[Set task] Report each line of the data that has "button" somewhere in it.

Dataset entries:

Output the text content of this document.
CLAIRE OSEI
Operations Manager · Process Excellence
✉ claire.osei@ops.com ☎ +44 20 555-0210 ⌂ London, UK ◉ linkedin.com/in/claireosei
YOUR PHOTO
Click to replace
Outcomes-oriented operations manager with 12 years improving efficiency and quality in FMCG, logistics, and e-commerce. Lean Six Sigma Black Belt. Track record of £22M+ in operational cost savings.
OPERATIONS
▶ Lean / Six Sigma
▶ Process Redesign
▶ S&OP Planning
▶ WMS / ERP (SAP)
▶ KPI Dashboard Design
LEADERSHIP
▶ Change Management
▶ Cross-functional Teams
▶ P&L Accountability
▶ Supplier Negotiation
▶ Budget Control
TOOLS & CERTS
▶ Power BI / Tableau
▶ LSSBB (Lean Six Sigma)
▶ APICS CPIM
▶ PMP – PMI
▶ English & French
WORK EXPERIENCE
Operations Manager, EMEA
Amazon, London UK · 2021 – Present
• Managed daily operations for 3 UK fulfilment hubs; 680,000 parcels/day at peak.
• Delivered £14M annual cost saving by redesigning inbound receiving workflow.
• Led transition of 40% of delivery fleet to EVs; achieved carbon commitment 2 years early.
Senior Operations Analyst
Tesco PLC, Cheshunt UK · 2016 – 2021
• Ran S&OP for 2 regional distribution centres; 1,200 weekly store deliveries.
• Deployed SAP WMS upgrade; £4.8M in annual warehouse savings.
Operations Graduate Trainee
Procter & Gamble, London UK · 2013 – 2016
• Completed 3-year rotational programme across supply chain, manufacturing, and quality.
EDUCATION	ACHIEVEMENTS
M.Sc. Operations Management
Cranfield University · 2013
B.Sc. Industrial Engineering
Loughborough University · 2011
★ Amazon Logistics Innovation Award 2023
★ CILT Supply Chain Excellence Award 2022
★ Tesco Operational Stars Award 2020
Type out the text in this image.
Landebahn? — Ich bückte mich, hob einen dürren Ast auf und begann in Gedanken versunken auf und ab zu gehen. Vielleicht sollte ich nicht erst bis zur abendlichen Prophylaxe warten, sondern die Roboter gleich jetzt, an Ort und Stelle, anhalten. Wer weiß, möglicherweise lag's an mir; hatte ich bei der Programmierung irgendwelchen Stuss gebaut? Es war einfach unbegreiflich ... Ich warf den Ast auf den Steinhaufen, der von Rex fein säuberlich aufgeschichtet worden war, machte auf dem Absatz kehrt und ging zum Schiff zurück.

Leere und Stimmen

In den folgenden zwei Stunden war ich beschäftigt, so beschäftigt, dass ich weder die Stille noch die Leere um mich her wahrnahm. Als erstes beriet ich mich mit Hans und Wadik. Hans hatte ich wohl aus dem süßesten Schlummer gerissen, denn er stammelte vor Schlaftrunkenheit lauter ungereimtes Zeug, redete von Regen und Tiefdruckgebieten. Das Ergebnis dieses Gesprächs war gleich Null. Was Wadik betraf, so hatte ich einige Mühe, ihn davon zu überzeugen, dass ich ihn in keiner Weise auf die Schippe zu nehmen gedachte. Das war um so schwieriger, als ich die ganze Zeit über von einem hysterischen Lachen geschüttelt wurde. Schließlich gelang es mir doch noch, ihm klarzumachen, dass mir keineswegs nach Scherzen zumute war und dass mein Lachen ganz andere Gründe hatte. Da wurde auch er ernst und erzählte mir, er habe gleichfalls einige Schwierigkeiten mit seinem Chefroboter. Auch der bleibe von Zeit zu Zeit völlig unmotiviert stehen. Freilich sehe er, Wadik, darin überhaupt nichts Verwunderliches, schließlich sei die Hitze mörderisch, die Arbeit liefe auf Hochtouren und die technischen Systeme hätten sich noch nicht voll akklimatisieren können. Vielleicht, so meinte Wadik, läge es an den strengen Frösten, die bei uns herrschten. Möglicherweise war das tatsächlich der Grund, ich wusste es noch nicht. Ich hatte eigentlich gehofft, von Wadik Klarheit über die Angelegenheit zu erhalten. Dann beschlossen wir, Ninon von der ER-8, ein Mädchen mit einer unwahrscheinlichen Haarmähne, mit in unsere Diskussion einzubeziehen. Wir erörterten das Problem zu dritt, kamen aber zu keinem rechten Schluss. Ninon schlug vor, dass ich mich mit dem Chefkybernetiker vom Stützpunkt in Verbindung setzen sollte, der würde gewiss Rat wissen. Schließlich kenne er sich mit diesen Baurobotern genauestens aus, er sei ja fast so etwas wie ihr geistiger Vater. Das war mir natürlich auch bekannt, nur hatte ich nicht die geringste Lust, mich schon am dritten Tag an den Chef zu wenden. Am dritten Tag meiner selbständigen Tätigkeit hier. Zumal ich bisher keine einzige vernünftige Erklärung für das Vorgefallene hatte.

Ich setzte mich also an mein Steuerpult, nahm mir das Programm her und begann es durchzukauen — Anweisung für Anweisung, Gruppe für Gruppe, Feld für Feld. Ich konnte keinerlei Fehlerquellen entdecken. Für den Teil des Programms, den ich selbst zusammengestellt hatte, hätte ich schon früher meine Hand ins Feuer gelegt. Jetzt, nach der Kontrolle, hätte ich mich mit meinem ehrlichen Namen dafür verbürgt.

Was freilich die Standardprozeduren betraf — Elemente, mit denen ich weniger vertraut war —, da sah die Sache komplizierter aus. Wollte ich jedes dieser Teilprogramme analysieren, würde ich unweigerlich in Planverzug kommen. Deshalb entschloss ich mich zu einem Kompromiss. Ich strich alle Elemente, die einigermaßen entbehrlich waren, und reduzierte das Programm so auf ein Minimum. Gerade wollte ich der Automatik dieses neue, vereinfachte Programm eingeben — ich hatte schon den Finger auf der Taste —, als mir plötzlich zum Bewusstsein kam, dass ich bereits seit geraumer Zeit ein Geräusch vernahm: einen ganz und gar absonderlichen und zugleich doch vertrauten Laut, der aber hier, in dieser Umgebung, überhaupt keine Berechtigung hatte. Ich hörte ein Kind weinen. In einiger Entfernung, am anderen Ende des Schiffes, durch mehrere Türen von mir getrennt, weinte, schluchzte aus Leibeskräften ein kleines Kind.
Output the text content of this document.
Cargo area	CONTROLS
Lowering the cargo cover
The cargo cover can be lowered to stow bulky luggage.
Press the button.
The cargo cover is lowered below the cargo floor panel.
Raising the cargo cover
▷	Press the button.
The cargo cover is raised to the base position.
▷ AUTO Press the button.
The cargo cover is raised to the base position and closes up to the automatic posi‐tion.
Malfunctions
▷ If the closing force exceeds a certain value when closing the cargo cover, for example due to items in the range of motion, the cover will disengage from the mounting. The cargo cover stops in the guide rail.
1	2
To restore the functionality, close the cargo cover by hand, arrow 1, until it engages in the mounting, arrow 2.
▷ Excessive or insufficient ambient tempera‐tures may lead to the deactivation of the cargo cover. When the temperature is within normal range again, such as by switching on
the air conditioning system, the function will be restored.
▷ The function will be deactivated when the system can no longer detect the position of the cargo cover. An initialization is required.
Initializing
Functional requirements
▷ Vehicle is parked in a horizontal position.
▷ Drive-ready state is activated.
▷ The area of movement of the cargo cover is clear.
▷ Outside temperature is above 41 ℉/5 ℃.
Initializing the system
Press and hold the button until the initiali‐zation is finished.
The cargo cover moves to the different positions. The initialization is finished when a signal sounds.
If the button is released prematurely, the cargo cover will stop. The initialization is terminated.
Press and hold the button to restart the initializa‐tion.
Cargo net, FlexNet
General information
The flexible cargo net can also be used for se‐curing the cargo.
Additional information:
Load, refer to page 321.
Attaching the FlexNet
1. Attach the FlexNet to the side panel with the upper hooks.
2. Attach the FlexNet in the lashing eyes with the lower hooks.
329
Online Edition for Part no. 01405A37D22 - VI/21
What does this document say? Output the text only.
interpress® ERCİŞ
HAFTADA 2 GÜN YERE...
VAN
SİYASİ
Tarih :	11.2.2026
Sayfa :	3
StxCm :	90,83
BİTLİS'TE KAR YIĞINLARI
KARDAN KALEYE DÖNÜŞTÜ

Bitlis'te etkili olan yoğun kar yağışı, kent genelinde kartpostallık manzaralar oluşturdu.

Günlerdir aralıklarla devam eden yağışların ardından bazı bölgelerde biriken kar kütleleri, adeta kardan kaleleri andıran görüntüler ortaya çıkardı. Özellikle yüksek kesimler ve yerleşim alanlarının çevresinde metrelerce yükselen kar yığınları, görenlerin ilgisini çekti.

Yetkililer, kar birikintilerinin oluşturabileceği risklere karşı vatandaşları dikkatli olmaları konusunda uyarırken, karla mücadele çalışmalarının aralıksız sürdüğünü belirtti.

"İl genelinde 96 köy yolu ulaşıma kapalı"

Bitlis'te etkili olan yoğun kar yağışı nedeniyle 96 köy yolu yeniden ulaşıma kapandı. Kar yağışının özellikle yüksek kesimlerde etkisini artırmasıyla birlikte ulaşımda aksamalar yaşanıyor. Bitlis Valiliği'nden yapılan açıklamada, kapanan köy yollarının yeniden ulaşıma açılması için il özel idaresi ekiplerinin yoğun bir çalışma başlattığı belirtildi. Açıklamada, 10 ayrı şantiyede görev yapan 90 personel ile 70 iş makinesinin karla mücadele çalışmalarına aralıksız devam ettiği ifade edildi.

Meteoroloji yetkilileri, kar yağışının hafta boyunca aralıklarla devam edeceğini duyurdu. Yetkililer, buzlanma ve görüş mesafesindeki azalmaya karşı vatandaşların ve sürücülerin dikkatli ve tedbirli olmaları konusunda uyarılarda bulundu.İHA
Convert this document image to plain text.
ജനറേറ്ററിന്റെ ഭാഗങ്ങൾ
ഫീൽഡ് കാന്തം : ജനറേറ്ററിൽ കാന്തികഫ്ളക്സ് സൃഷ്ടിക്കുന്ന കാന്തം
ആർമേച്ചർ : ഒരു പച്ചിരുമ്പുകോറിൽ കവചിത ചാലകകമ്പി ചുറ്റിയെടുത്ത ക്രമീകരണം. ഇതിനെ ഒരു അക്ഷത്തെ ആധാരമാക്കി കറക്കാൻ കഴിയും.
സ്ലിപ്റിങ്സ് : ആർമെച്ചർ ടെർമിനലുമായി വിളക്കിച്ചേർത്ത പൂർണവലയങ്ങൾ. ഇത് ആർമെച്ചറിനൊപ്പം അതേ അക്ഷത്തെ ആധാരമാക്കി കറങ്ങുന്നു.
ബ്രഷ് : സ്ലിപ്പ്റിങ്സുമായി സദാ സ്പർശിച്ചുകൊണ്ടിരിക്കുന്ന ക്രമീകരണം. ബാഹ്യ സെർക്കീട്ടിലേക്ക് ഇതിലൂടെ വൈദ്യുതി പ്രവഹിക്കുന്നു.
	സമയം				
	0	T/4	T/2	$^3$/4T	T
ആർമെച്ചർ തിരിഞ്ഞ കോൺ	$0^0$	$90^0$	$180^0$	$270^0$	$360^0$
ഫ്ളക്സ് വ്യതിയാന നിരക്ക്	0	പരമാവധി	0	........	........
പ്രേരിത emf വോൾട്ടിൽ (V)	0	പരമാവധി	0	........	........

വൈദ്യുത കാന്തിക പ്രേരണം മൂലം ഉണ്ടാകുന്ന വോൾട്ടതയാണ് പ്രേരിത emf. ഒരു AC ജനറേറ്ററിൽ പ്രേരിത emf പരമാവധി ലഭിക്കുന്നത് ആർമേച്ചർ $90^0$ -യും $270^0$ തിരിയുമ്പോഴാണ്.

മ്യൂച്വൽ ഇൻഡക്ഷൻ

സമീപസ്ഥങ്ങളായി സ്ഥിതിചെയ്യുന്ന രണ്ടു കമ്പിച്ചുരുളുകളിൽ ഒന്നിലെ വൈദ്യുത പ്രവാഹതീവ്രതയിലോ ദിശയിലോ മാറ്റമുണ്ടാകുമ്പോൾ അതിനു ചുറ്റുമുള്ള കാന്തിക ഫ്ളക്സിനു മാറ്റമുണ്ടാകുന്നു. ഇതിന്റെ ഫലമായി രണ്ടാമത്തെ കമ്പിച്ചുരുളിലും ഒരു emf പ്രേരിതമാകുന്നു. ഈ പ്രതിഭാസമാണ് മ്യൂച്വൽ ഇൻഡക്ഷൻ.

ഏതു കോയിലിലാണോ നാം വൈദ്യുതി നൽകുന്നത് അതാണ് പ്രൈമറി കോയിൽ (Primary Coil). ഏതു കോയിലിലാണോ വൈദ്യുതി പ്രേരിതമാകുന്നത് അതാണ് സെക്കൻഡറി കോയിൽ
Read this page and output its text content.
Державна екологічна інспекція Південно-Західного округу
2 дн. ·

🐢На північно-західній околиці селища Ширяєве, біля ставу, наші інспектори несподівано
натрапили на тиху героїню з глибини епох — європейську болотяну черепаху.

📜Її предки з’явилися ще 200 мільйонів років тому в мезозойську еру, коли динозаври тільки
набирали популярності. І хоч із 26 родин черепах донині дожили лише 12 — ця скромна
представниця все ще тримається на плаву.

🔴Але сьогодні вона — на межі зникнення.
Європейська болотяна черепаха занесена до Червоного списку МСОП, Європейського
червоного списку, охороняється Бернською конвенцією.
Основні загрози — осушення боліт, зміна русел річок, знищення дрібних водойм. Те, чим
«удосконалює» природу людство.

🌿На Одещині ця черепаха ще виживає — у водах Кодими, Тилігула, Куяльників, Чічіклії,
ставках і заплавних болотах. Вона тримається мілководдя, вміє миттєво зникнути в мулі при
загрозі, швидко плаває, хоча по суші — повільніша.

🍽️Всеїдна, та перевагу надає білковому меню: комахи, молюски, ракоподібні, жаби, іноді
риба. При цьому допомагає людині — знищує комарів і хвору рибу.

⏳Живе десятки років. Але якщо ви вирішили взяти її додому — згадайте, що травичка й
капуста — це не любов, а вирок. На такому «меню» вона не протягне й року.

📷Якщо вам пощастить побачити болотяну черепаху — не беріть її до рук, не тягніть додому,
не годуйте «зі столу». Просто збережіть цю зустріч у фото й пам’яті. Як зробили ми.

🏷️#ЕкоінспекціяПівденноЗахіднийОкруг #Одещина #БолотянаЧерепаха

[Written answer]
Press the button.
▷	Press the button.
▷ AUTO Press the button.
Press and hold the button until the initiali‐zation is finished.
If the button is released prematurely, the cargo cover will stop. The initialization is terminated.
Press and hold the button to restart the initializa‐tion.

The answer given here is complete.